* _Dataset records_
-- begin --
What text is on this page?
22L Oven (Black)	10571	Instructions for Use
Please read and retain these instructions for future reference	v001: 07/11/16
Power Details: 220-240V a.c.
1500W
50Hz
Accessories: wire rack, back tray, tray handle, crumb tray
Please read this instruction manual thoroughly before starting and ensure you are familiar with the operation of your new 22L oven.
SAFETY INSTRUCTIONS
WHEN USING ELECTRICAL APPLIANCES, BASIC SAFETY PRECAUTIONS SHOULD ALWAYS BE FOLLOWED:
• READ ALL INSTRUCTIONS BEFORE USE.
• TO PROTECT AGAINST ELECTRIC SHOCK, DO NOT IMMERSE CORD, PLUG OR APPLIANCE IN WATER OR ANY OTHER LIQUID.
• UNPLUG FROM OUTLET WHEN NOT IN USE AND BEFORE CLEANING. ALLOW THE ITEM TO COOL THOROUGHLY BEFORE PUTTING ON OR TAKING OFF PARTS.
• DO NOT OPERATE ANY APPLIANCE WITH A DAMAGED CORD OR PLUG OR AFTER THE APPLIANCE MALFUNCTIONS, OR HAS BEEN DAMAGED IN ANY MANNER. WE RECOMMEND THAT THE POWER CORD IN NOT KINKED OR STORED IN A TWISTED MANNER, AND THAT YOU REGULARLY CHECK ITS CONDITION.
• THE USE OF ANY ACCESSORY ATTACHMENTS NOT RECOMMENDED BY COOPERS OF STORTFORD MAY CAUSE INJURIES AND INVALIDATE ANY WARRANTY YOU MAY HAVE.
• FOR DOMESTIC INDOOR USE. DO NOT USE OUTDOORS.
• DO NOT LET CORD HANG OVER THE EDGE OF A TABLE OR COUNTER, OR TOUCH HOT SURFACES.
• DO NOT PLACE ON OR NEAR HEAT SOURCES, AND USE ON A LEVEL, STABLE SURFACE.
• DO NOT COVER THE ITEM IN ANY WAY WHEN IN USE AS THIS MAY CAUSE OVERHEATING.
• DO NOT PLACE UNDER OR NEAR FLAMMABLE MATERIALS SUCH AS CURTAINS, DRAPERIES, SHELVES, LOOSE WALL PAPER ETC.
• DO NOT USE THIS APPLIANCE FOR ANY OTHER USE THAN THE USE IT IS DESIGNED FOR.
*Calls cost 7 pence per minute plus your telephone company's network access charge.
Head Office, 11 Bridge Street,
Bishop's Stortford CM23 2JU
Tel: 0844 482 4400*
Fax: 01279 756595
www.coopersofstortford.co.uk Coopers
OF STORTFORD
-- end --
* _Problem to work on_
The data above must be returned in full, exactly as written.

* _The completed task_
What text is on this page?
22L Oven (Black)	10571	Instructions for Use
Please read and retain these instructions for future reference	v001: 07/11/16
Power Details: 220-240V a.c.
1500W
50Hz
Accessories: wire rack, back tray, tray handle, crumb tray
Please read this instruction manual thoroughly before starting and ensure you are familiar with the operation of your new 22L oven.
SAFETY INSTRUCTIONS
WHEN USING ELECTRICAL APPLIANCES, BASIC SAFETY PRECAUTIONS SHOULD ALWAYS BE FOLLOWED:
• READ ALL INSTRUCTIONS BEFORE USE.
• TO PROTECT AGAINST ELECTRIC SHOCK, DO NOT IMMERSE CORD, PLUG OR APPLIANCE IN WATER OR ANY OTHER LIQUID.
• UNPLUG FROM OUTLET WHEN NOT IN USE AND BEFORE CLEANING. ALLOW THE ITEM TO COOL THOROUGHLY BEFORE PUTTING ON OR TAKING OFF PARTS.
• DO NOT OPERATE ANY APPLIANCE WITH A DAMAGED CORD OR PLUG OR AFTER THE APPLIANCE MALFUNCTIONS, OR HAS BEEN DAMAGED IN ANY MANNER. WE RECOMMEND THAT THE POWER CORD IN NOT KINKED OR STORED IN A TWISTED MANNER, AND THAT YOU REGULARLY CHECK ITS CONDITION.
• THE USE OF ANY ACCESSORY ATTACHMENTS NOT RECOMMENDED BY COOPERS OF STORTFORD MAY CAUSE INJURIES AND INVALIDATE ANY WARRANTY YOU MAY HAVE.
• FOR DOMESTIC INDOOR USE. DO NOT USE OUTDOORS.
• DO NOT LET CORD HANG OVER THE EDGE OF A TABLE OR COUNTER, OR TOUCH HOT SURFACES.
• DO NOT PLACE ON OR NEAR HEAT SOURCES, AND USE ON A LEVEL, STABLE SURFACE.
• DO NOT COVER THE ITEM IN ANY WAY WHEN IN USE AS THIS MAY CAUSE OVERHEATING.
• DO NOT PLACE UNDER OR NEAR FLAMMABLE MATERIALS SUCH AS CURTAINS, DRAPERIES, SHELVES, LOOSE WALL PAPER ETC.
• DO NOT USE THIS APPLIANCE FOR ANY OTHER USE THAN THE USE IT IS DESIGNED FOR.
*Calls cost 7 pence per minute plus your telephone company's network access charge.
Head Office, 11 Bridge Street,
Bishop's Stortford CM23 2JU
Tel: 0844 482 4400*
Fax: 01279 756595
www.coopersofstortford.co.uk Coopers
OF STORTFORD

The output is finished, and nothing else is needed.